Write out all of the entries exactly, please.

■ **Dataset excerpts**

────────

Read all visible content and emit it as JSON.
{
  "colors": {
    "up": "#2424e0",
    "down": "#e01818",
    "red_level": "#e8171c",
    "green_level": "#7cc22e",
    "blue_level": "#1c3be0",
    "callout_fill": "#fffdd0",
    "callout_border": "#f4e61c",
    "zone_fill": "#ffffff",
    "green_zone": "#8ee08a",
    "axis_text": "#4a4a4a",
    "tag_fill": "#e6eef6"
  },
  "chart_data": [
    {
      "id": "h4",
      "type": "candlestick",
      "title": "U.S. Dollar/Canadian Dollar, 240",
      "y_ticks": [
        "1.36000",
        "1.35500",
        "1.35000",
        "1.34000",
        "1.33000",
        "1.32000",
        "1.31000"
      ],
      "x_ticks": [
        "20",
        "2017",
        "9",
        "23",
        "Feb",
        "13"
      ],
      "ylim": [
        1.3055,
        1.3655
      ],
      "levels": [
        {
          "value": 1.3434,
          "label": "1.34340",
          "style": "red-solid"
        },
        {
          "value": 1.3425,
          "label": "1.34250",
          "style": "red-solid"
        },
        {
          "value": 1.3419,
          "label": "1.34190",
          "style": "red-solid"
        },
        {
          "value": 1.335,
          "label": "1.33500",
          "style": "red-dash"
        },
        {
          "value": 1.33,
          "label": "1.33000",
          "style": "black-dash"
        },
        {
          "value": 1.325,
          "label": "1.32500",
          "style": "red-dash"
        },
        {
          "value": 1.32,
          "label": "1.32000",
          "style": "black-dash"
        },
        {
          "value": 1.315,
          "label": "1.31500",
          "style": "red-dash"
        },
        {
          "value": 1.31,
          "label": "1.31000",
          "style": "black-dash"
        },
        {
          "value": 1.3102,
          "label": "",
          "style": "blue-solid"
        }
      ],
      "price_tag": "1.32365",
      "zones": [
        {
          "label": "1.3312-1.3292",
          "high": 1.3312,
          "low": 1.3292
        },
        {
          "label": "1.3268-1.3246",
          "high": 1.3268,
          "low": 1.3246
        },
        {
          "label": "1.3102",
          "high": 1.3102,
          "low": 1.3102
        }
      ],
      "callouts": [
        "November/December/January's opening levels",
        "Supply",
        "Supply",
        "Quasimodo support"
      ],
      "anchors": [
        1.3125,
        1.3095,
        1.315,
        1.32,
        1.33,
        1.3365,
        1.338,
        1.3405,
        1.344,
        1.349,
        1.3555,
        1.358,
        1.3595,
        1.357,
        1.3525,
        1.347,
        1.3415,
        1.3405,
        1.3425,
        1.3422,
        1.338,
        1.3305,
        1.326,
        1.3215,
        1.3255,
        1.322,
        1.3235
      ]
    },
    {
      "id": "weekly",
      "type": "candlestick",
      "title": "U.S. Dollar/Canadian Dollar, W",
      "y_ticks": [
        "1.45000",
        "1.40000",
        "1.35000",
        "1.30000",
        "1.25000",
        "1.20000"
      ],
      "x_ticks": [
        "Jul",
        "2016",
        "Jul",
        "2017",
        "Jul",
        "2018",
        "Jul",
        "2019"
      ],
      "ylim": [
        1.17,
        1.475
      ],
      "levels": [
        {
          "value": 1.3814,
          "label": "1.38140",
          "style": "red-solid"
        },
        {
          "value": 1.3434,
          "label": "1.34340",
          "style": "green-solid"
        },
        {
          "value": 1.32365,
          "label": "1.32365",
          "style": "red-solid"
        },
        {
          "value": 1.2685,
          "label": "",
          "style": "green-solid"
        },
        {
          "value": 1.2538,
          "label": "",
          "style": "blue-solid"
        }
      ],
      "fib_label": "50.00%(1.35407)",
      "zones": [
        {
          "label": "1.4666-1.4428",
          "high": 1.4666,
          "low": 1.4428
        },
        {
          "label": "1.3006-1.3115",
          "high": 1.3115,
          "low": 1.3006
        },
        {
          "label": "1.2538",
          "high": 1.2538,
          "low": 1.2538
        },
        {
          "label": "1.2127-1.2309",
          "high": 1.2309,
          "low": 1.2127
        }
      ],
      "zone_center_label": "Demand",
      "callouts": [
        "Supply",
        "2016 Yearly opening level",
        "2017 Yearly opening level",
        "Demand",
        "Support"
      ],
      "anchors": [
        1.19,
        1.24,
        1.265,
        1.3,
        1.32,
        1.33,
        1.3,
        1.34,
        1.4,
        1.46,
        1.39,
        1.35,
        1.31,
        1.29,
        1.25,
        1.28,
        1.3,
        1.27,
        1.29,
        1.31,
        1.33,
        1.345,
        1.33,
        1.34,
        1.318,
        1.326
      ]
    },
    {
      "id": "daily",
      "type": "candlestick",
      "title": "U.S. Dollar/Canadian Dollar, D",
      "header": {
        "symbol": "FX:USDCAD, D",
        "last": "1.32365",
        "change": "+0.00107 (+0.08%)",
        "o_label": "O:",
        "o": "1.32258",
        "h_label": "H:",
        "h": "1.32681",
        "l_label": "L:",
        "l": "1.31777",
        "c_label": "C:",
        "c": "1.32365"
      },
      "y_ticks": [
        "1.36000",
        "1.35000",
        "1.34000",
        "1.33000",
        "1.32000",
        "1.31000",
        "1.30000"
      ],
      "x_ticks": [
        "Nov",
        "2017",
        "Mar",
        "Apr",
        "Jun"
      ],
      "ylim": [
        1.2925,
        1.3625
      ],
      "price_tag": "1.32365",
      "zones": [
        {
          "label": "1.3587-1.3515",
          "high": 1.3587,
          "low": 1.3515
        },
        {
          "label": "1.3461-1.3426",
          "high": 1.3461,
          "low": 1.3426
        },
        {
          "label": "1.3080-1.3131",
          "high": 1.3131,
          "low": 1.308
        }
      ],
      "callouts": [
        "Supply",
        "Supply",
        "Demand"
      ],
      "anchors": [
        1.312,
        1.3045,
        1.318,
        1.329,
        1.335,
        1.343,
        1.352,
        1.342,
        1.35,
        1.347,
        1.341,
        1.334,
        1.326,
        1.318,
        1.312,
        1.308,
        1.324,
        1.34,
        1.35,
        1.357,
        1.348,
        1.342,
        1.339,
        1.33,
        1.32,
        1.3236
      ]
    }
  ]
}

────────

■ **Answer to the problem**
Read all visible content and emit it as JSON.
{
  "colors": {
    "up": "#2424e0",
    "down": "#e01818",
    "red_level": "#e8171c",
    "green_level": "#7cc22e",
    "blue_level": "#1c3be0",
    "callout_fill": "#fffdd0",
    "callout_border": "#f4e61c",
    "zone_fill": "#ffffff",
    "green_zone": "#8ee08a",
    "axis_text": "#4a4a4a",
    "tag_fill": "#e6eef6"
  },
  "chart_data": [
    {
      "id": "h4",
      "type": "candlestick",
      "title": "U.S. Dollar/Canadian Dollar, 240",
      "y_ticks": [
        "1.36000",
        "1.35500",
        "1.35000",
        "1.34000",
        "1.33000",
        "1.32000",
        "1.31000"
      ],
      "x_ticks": [
        "20",
        "2017",
        "9",
        "23",
        "Feb",
        "13"
      ],
      "ylim": [
        1.3055,
        1.3655
      ],
      "levels": [
        {
          "value": 1.3434,
          "label": "1.34340",
          "style": "red-solid"
        },
        {
          "value": 1.3425,
          "label": "1.34250",
          "style": "red-solid"
        },
        {
          "value": 1.3419,
          "label": "1.34190",
          "style": "red-solid"
        },
        {
          "value": 1.335,
          "label": "1.33500",
          "style": "red-dash"
        },
        {
          "value": 1.33,
          "label": "1.33000",
          "style": "black-dash"
        },
        {
          "value": 1.325,
          "label": "1.32500",
          "style": "red-dash"
        },
        {
          "value": 1.32,
          "label": "1.32000",
          "style": "black-dash"
        },
        {
          "value": 1.315,
          "label": "1.31500",
          "style": "red-dash"
        },
        {
          "value": 1.31,
          "label": "1.31000",
          "style": "black-dash"
        },
        {
          "value": 1.3102,
          "label": "",
          "style": "blue-solid"
        }
      ],
      "price_tag": "1.32365",
      "zones": [
        {
          "label": "1.3312-1.3292",
          "high": 1.3312,
          "low": 1.3292
        },
        {
          "label": "1.3268-1.3246",
          "high": 1.3268,
          "low": 1.3246
        },
        {
          "label": "1.3102",
          "high": 1.3102,
          "low": 1.3102
        }
      ],
      "callouts": [
        "November/December/January's opening levels",
        "Supply",
        "Supply",
        "Quasimodo support"
      ],
      "anchors": [
        1.3125,
        1.3095,
        1.315,
        1.32,
        1.33,
        1.3365,
        1.338,
        1.3405,
        1.344,
        1.349,
        1.3555,
        1.358,
        1.3595,
        1.357,
        1.3525,
        1.347,
        1.3415,
        1.3405,
        1.3425,
        1.3422,
        1.338,
        1.3305,
        1.326,
        1.3215,
        1.3255,
        1.322,
        1.3235
      ]
    },
    {
      "id": "weekly",
      "type": "candlestick",
      "title": "U.S. Dollar/Canadian Dollar, W",
      "y_ticks": [
        "1.45000",
        "1.40000",
        "1.35000",
        "1.30000",
        "1.25000",
        "1.20000"
      ],
      "x_ticks": [
        "Jul",
        "2016",
        "Jul",
        "2017",
        "Jul",
        "2018",
        "Jul",
        "2019"
      ],
      "ylim": [
        1.17,
        1.475
      ],
      "levels": [
        {
          "value": 1.3814,
          "label": "1.38140",
          "style": "red-solid"
        },
        {
          "value": 1.3434,
          "label": "1.34340",
          "style": "green-solid"
        },
        {
          "value": 1.32365,
          "label": "1.32365",
          "style": "red-solid"
        },
        {
          "value": 1.2685,
          "label": "",
          "style": "green-solid"
        },
        {
          "value": 1.2538,
          "label": "",
          "style": "blue-solid"
        }
      ],
      "fib_label": "50.00%(1.35407)",
      "zones": [
        {
          "label": "1.4666-1.4428",
          "high": 1.4666,
          "low": 1.4428
        },
        {
          "label": "1.3006-1.3115",
          "high": 1.3115,
          "low": 1.3006
        },
        {
          "label": "1.2538",
          "high": 1.2538,
          "low": 1.2538
        },
        {
          "label": "1.2127-1.2309",
          "high": 1.2309,
          "low": 1.2127
        }
      ],
      "zone_center_label": "Demand",
      "callouts": [
        "Supply",
        "2016 Yearly opening level",
        "2017 Yearly opening level",
        "Demand",
        "Support"
      ],
      "anchors": [
        1.19,
        1.24,
        1.265,
        1.3,
        1.32,
        1.33,
        1.3,
        1.34,
        1.4,
        1.46,
        1.39,
        1.35,
        1.31,
        1.29,
        1.25,
        1.28,
        1.3,
        1.27,
        1.29,
        1.31,
        1.33,
        1.345,
        1.33,
        1.34,
        1.318,
        1.326
      ]
    },
    {
      "id": "daily",
      "type": "candlestick",
      "title": "U.S. Dollar/Canadian Dollar, D",
      "header": {
        "symbol": "FX:USDCAD, D",
        "last": "1.32365",
        "change": "+0.00107 (+0.08%)",
        "o_label": "O:",
        "o": "1.32258",
        "h_label": "H:",
        "h": "1.32681",
        "l_label": "L:",
        "l": "1.31777",
        "c_label": "C:",
        "c": "1.32365"
      },
      "y_ticks": [
        "1.36000",
        "1.35000",
        "1.34000",
        "1.33000",
        "1.32000",
        "1.31000",
        "1.30000"
      ],
      "x_ticks": [
        "Nov",
        "2017",
        "Mar",
        "Apr",
        "Jun"
      ],
      "ylim": [
        1.2925,
        1.3625
      ],
      "price_tag": "1.32365",
      "zones": [
        {
          "label": "1.3587-1.3515",
          "high": 1.3587,
          "low": 1.3515
        },
        {
          "label": "1.3461-1.3426",
          "high": 1.3461,
          "low": 1.3426
        },
        {
          "label": "1.3080-1.3131",
          "high": 1.3131,
          "low": 1.308
        }
      ],
      "callouts": [
        "Supply",
        "Supply",
        "Demand"
      ],
      "anchors": [
        1.312,
        1.3045,
        1.318,
        1.329,
        1.335,
        1.343,
        1.352,
        1.342,
        1.35,
        1.347,
        1.341,
        1.334,
        1.326,
        1.318,
        1.312,
        1.308,
        1.324,
        1.34,
        1.35,
        1.357,
        1.348,
        1.342,
        1.339,
        1.33,
        1.32,
        1.3236
      ]
    }
  ]
}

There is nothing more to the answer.